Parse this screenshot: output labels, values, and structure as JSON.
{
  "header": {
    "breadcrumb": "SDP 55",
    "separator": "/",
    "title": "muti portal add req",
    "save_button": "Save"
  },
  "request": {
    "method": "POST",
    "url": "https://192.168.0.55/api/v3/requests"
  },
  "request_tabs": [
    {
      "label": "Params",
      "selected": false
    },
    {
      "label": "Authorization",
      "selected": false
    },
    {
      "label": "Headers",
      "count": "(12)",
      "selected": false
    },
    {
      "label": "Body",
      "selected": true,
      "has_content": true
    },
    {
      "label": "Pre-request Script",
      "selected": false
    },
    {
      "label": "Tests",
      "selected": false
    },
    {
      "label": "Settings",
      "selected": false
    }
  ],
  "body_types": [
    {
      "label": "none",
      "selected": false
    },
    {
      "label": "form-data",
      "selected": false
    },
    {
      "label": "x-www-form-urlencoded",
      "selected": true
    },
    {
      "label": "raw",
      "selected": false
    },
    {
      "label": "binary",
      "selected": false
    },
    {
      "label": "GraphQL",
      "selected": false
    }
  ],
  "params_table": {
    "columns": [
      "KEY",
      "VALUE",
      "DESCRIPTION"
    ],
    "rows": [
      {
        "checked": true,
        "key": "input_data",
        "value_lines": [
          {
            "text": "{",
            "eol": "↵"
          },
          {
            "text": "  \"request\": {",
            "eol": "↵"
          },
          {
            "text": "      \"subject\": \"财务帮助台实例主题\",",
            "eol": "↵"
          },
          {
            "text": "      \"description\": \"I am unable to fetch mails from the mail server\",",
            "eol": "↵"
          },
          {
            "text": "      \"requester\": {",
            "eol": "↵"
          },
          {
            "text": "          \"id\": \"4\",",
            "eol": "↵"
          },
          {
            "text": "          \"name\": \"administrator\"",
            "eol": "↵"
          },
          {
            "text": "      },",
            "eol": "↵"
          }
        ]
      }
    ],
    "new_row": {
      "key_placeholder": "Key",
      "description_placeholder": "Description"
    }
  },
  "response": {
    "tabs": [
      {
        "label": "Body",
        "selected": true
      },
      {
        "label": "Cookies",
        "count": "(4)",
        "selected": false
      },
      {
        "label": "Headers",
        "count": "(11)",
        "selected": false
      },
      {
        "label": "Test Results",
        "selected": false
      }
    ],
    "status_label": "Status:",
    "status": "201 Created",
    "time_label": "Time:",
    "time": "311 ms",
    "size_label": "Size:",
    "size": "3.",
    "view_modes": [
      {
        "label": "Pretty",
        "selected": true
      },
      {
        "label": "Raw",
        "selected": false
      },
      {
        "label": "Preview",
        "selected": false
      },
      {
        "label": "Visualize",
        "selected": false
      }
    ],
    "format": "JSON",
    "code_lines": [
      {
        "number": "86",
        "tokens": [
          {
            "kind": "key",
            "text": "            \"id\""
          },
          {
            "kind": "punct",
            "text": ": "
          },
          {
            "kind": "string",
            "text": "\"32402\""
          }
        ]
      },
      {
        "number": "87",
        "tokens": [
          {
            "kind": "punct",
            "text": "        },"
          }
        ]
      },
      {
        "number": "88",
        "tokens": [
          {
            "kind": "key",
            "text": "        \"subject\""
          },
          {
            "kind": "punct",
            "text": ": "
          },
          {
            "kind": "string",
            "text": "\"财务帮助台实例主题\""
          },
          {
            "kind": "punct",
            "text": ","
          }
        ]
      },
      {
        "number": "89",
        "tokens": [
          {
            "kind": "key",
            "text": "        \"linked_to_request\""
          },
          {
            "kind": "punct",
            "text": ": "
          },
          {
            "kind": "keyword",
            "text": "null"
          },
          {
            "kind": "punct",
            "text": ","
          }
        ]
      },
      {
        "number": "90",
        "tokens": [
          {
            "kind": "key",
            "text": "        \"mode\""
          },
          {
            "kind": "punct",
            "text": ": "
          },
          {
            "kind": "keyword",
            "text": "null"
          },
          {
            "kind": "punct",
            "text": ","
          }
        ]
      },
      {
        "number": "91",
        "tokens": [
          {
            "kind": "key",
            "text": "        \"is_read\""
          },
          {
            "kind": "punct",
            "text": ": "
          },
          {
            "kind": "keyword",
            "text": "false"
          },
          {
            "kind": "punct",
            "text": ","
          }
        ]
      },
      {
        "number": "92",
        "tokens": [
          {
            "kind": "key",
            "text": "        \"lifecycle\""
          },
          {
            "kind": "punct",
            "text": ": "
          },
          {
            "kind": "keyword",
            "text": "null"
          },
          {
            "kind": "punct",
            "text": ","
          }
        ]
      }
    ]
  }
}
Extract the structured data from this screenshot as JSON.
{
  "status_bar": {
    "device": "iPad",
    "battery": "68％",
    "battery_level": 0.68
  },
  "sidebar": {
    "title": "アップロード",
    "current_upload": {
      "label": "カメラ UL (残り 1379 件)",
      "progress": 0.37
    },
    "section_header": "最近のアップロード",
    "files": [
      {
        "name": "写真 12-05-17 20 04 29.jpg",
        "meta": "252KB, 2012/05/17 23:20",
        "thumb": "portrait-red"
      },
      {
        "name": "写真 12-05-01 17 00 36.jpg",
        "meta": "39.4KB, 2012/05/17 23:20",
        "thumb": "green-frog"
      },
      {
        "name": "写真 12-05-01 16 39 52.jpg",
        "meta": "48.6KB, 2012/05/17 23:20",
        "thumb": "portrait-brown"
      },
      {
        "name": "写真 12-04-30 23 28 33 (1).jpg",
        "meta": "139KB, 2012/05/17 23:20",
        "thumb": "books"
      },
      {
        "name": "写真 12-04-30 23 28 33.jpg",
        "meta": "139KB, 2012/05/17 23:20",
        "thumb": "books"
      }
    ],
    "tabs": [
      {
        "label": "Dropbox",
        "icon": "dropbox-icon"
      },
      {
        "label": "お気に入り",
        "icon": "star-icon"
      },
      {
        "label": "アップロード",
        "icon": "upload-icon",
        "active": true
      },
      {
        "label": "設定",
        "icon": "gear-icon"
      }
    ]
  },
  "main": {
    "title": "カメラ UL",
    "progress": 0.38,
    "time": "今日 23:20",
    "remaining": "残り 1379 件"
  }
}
※ ※ ※
Print the entries exactly. Include every one.

Parse this screenshot: output labels, values, and structure as JSON.
{
  "header": {
    "breadcrumb": "SDP 55",
    "separator": "/",
    "title": "muti portal add req",
    "save_button": "Save"
  },
  "request": {
    "method": "POST",
    "url": "https://192.168.0.55/api/v3/requests"
  },
  "request_tabs": [
    {
      "label": "Params",
      "selected": false
    },
    {
      "label": "Authorization",
      "selected": false
    },
    {
      "label": "Headers",
      "count": "(12)",
      "selected": false
    },
    {
      "label": "Body",
      "selected": true,
      "has_content": true
    },
    {
      "label": "Pre-request Script",
      "selected": false
    },
    {
      "label": "Tests",
      "selected": false
    },
    {
      "label": "Settings",
      "selected": false
    }
  ],
  "body_types": [
    {
      "label": "none",
      "selected": false
    },
    {
      "label": "form-data",
      "selected": false
    },
    {
      "label": "x-www-form-urlencoded",
      "selected": true
    },
    {
      "label": "raw",
      "selected": false
    },
    {
      "label": "binary",
      "selected": false
    },
    {
      "label": "GraphQL",
      "selected": false
    }
  ],
  "params_table": {
    "columns": [
      "KEY",
      "VALUE",
      "DESCRIPTION"
    ],
    "rows": [
      {
        "checked": true,
        "key": "input_data",
        "value_lines": [
          {
            "text": "{",
            "eol": "↵"
          },
          {
            "text": "  \"request\": {",
            "eol": "↵"
          },
          {
            "text": "      \"subject\": \"财务帮助台实例主题\",",
            "eol": "↵"
          },
          {
            "text": "      \"description\": \"I am unable to fetch mails from the mail server\",",
            "eol": "↵"
          },
          {
            "text": "      \"requester\": {",
            "eol": "↵"
          },
          {
            "text": "          \"id\": \"4\",",
            "eol": "↵"
          },
          {
            "text": "          \"name\": \"administrator\"",
            "eol": "↵"
          },
          {
            "text": "      },",
            "eol": "↵"
          }
        ]
      }
    ],
    "new_row": {
      "key_placeholder": "Key",
      "description_placeholder": "Description"
    }
  },
  "response": {
    "tabs": [
      {
        "label": "Body",
        "selected": true
      },
      {
        "label": "Cookies",
        "count": "(4)",
        "selected": false
      },
      {
        "label": "Headers",
        "count": "(11)",
        "selected": false
      },
      {
        "label": "Test Results",
        "selected": false
      }
    ],
    "status_label": "Status:",
    "status": "201 Created",
    "time_label": "Time:",
    "time": "311 ms",
    "size_label": "Size:",
    "size": "3.",
    "view_modes": [
      {
        "label": "Pretty",
        "selected": true
      },
      {
        "label": "Raw",
        "selected": false
      },
      {
        "label": "Preview",
        "selected": false
      },
      {
        "label": "Visualize",
        "selected": false
      }
    ],
    "format": "JSON",
    "code_lines": [
      {
        "number": "86",
        "tokens": [
          {
            "kind": "key",
            "text": "            \"id\""
          },
          {
            "kind": "punct",
            "text": ": "
          },
          {
            "kind": "string",
            "text": "\"32402\""
          }
        ]
      },
      {
        "number": "87",
        "tokens": [
          {
            "kind": "punct",
            "text": "        },"
          }
        ]
      },
      {
        "number": "88",
        "tokens": [
          {
            "kind": "key",
            "text": "        \"subject\""
          },
          {
            "kind": "punct",
            "text": ": "
          },
          {
            "kind": "string",
            "text": "\"财务帮助台实例主题\""
          },
          {
            "kind": "punct",
            "text": ","
          }
        ]
      },
      {
        "number": "89",
        "tokens": [
          {
            "kind": "key",
            "text": "        \"linked_to_request\""
          },
          {
            "kind": "punct",
            "text": ": "
          },
          {
            "kind": "keyword",
            "text": "null"
          },
          {
            "kind": "punct",
            "text": ","
          }
        ]
      },
      {
        "number": "90",
        "tokens": [
          {
            "kind": "key",
            "text": "        \"mode\""
          },
          {
            "kind": "punct",
            "text": ": "
          },
          {
            "kind": "keyword",
            "text": "null"
          },
          {
            "kind": "punct",
            "text": ","
          }
        ]
      },
      {
        "number": "91",
        "tokens": [
          {
            "kind": "key",
            "text": "        \"is_read\""
          },
          {
            "kind": "punct",
            "text": ": "
          },
          {
            "kind": "keyword",
            "text": "false"
          },
          {
            "kind": "punct",
            "text": ","
          }
        ]
      },
      {
        "number": "92",
        "tokens": [
          {
            "kind": "key",
            "text": "        \"lifecycle\""
          },
          {
            "kind": "punct",
            "text": ": "
          },
          {
            "kind": "keyword",
            "text": "null"
          },
          {
            "kind": "punct",
            "text": ","
          }
        ]
      }
    ]
  }
}
Extract the structured data from this screenshot as JSON.
{
  "status_bar": {
    "device": "iPad",
    "battery": "68％",
    "battery_level": 0.68
  },
  "sidebar": {
    "title": "アップロード",
    "current_upload": {
      "label": "カメラ UL (残り 1379 件)",
      "progress": 0.37
    },
    "section_header": "最近のアップロード",
    "files": [
      {
        "name": "写真 12-05-17 20 04 29.jpg",
        "meta": "252KB, 2012/05/17 23:20",
        "thumb": "portrait-red"
      },
      {
        "name": "写真 12-05-01 17 00 36.jpg",
        "meta": "39.4KB, 2012/05/17 23:20",
        "thumb": "green-frog"
      },
      {
        "name": "写真 12-05-01 16 39 52.jpg",
        "meta": "48.6KB, 2012/05/17 23:20",
        "thumb": "portrait-brown"
      },
      {
        "name": "写真 12-04-30 23 28 33 (1).jpg",
        "meta": "139KB, 2012/05/17 23:20",
        "thumb": "books"
      },
      {
        "name": "写真 12-04-30 23 28 33.jpg",
        "meta": "139KB, 2012/05/17 23:20",
        "thumb": "books"
      }
    ],
    "tabs": [
      {
        "label": "Dropbox",
        "icon": "dropbox-icon"
      },
      {
        "label": "お気に入り",
        "icon": "star-icon"
      },
      {
        "label": "アップロード",
        "icon": "upload-icon",
        "active": true
      },
      {
        "label": "設定",
        "icon": "gear-icon"
      }
    ]
  },
  "main": {
    "title": "カメラ UL",
    "progress": 0.38,
    "time": "今日 23:20",
    "remaining": "残り 1379 件"
  }
}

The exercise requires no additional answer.